REQUIREMENTS - Reply with the count of lines holding "keuntungan", nothing more.
======== TASK DATA
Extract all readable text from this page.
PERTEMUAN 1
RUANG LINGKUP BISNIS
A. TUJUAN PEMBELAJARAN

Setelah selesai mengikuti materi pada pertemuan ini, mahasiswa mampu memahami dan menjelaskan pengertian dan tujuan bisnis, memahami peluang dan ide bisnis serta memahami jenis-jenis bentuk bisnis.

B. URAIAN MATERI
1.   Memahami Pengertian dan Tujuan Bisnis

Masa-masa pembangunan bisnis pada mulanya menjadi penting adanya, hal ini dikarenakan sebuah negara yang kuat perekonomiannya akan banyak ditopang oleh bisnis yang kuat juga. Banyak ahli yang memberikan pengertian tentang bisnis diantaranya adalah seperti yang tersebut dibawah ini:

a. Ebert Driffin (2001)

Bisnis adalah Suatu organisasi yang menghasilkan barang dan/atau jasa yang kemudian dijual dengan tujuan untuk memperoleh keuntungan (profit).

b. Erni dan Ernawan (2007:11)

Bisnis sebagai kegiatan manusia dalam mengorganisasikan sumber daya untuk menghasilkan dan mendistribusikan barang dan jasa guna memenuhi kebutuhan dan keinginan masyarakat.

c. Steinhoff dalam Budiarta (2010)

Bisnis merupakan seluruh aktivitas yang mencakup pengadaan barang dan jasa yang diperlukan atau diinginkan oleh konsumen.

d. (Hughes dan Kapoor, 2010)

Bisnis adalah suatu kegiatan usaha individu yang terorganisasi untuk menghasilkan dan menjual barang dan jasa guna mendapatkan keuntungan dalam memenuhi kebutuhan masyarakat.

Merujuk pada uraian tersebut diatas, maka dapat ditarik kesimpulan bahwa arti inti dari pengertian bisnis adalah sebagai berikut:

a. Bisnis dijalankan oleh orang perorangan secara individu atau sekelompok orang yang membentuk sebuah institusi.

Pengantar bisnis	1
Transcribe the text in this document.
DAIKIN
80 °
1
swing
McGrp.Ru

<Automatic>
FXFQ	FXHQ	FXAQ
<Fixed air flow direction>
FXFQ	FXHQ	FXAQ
================
EXERCISE RESULT - 2